— Start DATA ENTRIES —

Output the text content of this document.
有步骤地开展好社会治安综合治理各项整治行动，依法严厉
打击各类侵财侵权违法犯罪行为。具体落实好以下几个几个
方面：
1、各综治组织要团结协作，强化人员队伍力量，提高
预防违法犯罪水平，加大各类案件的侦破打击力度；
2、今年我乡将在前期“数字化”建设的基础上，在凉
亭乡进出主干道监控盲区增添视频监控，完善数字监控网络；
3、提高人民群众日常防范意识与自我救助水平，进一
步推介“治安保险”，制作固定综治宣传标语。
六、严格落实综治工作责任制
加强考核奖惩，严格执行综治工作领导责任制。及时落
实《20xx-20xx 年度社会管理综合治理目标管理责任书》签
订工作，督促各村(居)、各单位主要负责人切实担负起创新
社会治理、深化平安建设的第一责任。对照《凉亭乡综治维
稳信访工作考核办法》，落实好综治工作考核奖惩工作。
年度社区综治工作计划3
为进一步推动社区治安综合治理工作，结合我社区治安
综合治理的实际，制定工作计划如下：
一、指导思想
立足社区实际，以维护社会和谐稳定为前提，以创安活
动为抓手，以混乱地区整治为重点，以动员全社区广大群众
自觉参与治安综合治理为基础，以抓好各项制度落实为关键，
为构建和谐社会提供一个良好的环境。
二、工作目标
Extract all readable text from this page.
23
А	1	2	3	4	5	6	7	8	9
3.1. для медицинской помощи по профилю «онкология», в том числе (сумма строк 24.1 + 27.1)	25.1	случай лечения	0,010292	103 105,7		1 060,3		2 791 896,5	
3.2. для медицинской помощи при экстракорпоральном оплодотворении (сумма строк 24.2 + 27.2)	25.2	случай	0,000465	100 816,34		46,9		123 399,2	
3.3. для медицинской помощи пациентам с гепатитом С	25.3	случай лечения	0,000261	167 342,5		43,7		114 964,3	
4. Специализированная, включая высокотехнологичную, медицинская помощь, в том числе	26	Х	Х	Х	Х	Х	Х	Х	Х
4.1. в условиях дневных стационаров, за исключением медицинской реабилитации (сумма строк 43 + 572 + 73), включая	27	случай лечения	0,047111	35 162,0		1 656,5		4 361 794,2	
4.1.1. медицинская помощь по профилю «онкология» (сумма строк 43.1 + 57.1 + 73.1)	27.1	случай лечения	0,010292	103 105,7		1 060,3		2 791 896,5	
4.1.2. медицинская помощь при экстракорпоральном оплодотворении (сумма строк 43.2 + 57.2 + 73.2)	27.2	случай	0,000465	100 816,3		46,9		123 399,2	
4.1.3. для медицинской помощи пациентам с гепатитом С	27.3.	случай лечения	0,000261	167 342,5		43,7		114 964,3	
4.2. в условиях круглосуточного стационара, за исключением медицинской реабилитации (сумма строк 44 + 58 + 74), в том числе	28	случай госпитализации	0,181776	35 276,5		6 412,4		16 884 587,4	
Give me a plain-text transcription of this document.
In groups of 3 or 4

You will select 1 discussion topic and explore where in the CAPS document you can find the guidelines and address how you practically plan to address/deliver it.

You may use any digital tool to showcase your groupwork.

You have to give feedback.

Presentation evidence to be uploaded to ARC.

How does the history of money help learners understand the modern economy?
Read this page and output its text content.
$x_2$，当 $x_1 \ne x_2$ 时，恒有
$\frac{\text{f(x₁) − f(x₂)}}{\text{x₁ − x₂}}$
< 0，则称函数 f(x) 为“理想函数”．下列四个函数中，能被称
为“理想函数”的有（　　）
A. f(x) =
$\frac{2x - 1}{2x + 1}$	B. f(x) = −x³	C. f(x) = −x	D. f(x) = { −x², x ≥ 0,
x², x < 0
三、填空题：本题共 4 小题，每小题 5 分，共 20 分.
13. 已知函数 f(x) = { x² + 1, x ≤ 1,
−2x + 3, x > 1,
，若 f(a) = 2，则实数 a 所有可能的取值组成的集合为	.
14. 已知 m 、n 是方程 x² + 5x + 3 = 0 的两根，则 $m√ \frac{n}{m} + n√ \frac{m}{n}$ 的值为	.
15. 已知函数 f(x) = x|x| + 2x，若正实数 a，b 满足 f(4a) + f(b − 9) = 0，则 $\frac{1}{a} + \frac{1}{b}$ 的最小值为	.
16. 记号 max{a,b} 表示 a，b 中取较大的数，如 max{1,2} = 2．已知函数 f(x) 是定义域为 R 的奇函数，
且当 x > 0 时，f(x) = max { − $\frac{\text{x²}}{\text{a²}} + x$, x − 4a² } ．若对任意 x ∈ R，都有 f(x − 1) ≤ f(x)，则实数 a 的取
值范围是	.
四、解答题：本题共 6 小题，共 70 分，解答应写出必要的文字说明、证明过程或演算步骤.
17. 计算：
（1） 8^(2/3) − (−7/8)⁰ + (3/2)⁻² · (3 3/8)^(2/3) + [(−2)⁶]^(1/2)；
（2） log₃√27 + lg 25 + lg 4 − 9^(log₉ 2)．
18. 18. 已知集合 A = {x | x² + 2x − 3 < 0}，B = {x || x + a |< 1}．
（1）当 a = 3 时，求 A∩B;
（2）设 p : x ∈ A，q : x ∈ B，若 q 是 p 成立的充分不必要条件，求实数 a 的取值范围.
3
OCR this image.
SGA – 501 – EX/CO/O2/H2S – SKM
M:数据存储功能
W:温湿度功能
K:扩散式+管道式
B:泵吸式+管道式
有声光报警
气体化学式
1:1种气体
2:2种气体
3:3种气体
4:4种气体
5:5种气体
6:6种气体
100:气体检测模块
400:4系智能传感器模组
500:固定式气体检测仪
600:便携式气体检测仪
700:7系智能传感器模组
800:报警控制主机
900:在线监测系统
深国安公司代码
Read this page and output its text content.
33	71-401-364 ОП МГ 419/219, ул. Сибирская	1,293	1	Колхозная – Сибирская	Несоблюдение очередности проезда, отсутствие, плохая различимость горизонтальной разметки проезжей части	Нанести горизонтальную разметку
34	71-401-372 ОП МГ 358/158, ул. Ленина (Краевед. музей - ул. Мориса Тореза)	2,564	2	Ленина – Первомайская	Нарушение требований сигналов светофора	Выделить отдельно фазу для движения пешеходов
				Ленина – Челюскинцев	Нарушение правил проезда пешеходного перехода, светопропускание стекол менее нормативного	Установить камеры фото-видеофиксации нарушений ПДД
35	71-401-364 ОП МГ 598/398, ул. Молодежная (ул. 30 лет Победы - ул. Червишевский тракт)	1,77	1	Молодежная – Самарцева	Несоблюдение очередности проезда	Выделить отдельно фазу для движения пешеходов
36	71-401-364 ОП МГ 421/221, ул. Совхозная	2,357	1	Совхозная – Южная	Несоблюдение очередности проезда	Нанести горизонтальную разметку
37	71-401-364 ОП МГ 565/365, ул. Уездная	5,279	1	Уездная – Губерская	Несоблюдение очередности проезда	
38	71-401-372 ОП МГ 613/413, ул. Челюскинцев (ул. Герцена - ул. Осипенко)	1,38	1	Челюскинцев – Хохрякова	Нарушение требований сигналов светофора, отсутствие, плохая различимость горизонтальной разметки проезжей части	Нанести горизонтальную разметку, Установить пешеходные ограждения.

— End DATA ENTRIES —

WHAT IS EXPECTED:
Each record above should be returned exactly as it appears.

RESULT OF THE EXERCISE:
Output the text content of this document.
有步骤地开展好社会治安综合治理各项整治行动，依法严厉
打击各类侵财侵权违法犯罪行为。具体落实好以下几个几个
方面：
1、各综治组织要团结协作，强化人员队伍力量，提高
预防违法犯罪水平，加大各类案件的侦破打击力度；
2、今年我乡将在前期“数字化”建设的基础上，在凉
亭乡进出主干道监控盲区增添视频监控，完善数字监控网络；
3、提高人民群众日常防范意识与自我救助水平，进一
步推介“治安保险”，制作固定综治宣传标语。
六、严格落实综治工作责任制
加强考核奖惩，严格执行综治工作领导责任制。及时落
实《20xx-20xx 年度社会管理综合治理目标管理责任书》签
订工作，督促各村(居)、各单位主要负责人切实担负起创新
社会治理、深化平安建设的第一责任。对照《凉亭乡综治维
稳信访工作考核办法》，落实好综治工作考核奖惩工作。
年度社区综治工作计划3
为进一步推动社区治安综合治理工作，结合我社区治安
综合治理的实际，制定工作计划如下：
一、指导思想
立足社区实际，以维护社会和谐稳定为前提，以创安活
动为抓手，以混乱地区整治为重点，以动员全社区广大群众
自觉参与治安综合治理为基础，以抓好各项制度落实为关键，
为构建和谐社会提供一个良好的环境。
二、工作目标
Extract all readable text from this page.
23
А	1	2	3	4	5	6	7	8	9
3.1. для медицинской помощи по профилю «онкология», в том числе (сумма строк 24.1 + 27.1)	25.1	случай лечения	0,010292	103 105,7		1 060,3		2 791 896,5	
3.2. для медицинской помощи при экстракорпоральном оплодотворении (сумма строк 24.2 + 27.2)	25.2	случай	0,000465	100 816,34		46,9		123 399,2	
3.3. для медицинской помощи пациентам с гепатитом С	25.3	случай лечения	0,000261	167 342,5		43,7		114 964,3	
4. Специализированная, включая высокотехнологичную, медицинская помощь, в том числе	26	Х	Х	Х	Х	Х	Х	Х	Х
4.1. в условиях дневных стационаров, за исключением медицинской реабилитации (сумма строк 43 + 572 + 73), включая	27	случай лечения	0,047111	35 162,0		1 656,5		4 361 794,2	
4.1.1. медицинская помощь по профилю «онкология» (сумма строк 43.1 + 57.1 + 73.1)	27.1	случай лечения	0,010292	103 105,7		1 060,3		2 791 896,5	
4.1.2. медицинская помощь при экстракорпоральном оплодотворении (сумма строк 43.2 + 57.2 + 73.2)	27.2	случай	0,000465	100 816,3		46,9		123 399,2	
4.1.3. для медицинской помощи пациентам с гепатитом С	27.3.	случай лечения	0,000261	167 342,5		43,7		114 964,3	
4.2. в условиях круглосуточного стационара, за исключением медицинской реабилитации (сумма строк 44 + 58 + 74), в том числе	28	случай госпитализации	0,181776	35 276,5		6 412,4		16 884 587,4	
Give me a plain-text transcription of this document.
In groups of 3 or 4

You will select 1 discussion topic and explore where in the CAPS document you can find the guidelines and address how you practically plan to address/deliver it.

You may use any digital tool to showcase your groupwork.

You have to give feedback.

Presentation evidence to be uploaded to ARC.

How does the history of money help learners understand the modern economy?
Read this page and output its text content.
$x_2$，当 $x_1 \ne x_2$ 时，恒有
$\frac{\text{f(x₁) − f(x₂)}}{\text{x₁ − x₂}}$
< 0，则称函数 f(x) 为“理想函数”．下列四个函数中，能被称
为“理想函数”的有（　　）
A. f(x) =
$\frac{2x - 1}{2x + 1}$	B. f(x) = −x³	C. f(x) = −x	D. f(x) = { −x², x ≥ 0,
x², x < 0
三、填空题：本题共 4 小题，每小题 5 分，共 20 分.
13. 已知函数 f(x) = { x² + 1, x ≤ 1,
−2x + 3, x > 1,
，若 f(a) = 2，则实数 a 所有可能的取值组成的集合为	.
14. 已知 m 、n 是方程 x² + 5x + 3 = 0 的两根，则 $m√ \frac{n}{m} + n√ \frac{m}{n}$ 的值为	.
15. 已知函数 f(x) = x|x| + 2x，若正实数 a，b 满足 f(4a) + f(b − 9) = 0，则 $\frac{1}{a} + \frac{1}{b}$ 的最小值为	.
16. 记号 max{a,b} 表示 a，b 中取较大的数，如 max{1,2} = 2．已知函数 f(x) 是定义域为 R 的奇函数，
且当 x > 0 时，f(x) = max { − $\frac{\text{x²}}{\text{a²}} + x$, x − 4a² } ．若对任意 x ∈ R，都有 f(x − 1) ≤ f(x)，则实数 a 的取
值范围是	.
四、解答题：本题共 6 小题，共 70 分，解答应写出必要的文字说明、证明过程或演算步骤.
17. 计算：
（1） 8^(2/3) − (−7/8)⁰ + (3/2)⁻² · (3 3/8)^(2/3) + [(−2)⁶]^(1/2)；
（2） log₃√27 + lg 25 + lg 4 − 9^(log₉ 2)．
18. 18. 已知集合 A = {x | x² + 2x − 3 < 0}，B = {x || x + a |< 1}．
（1）当 a = 3 时，求 A∩B;
（2）设 p : x ∈ A，q : x ∈ B，若 q 是 p 成立的充分不必要条件，求实数 a 的取值范围.
3
OCR this image.
SGA – 501 – EX/CO/O2/H2S – SKM
M:数据存储功能
W:温湿度功能
K:扩散式+管道式
B:泵吸式+管道式
有声光报警
气体化学式
1:1种气体
2:2种气体
3:3种气体
4:4种气体
5:5种气体
6:6种气体
100:气体检测模块
400:4系智能传感器模组
500:固定式气体检测仪
600:便携式气体检测仪
700:7系智能传感器模组
800:报警控制主机
900:在线监测系统
深国安公司代码
Read this page and output its text content.
33	71-401-364 ОП МГ 419/219, ул. Сибирская	1,293	1	Колхозная – Сибирская	Несоблюдение очередности проезда, отсутствие, плохая различимость горизонтальной разметки проезжей части	Нанести горизонтальную разметку
34	71-401-372 ОП МГ 358/158, ул. Ленина (Краевед. музей - ул. Мориса Тореза)	2,564	2	Ленина – Первомайская	Нарушение требований сигналов светофора	Выделить отдельно фазу для движения пешеходов
				Ленина – Челюскинцев	Нарушение правил проезда пешеходного перехода, светопропускание стекол менее нормативного	Установить камеры фото-видеофиксации нарушений ПДД
35	71-401-364 ОП МГ 598/398, ул. Молодежная (ул. 30 лет Победы - ул. Червишевский тракт)	1,77	1	Молодежная – Самарцева	Несоблюдение очередности проезда	Выделить отдельно фазу для движения пешеходов
36	71-401-364 ОП МГ 421/221, ул. Совхозная	2,357	1	Совхозная – Южная	Несоблюдение очередности проезда	Нанести горизонтальную разметку
37	71-401-364 ОП МГ 565/365, ул. Уездная	5,279	1	Уездная – Губерская	Несоблюдение очередности проезда	
38	71-401-372 ОП МГ 613/413, ул. Челюскинцев (ул. Герцена - ул. Осипенко)	1,38	1	Челюскинцев – Хохрякова	Нарушение требований сигналов светофора, отсутствие, плохая различимость горизонтальной разметки проезжей части	Нанести горизонтальную разметку, Установить пешеходные ограждения.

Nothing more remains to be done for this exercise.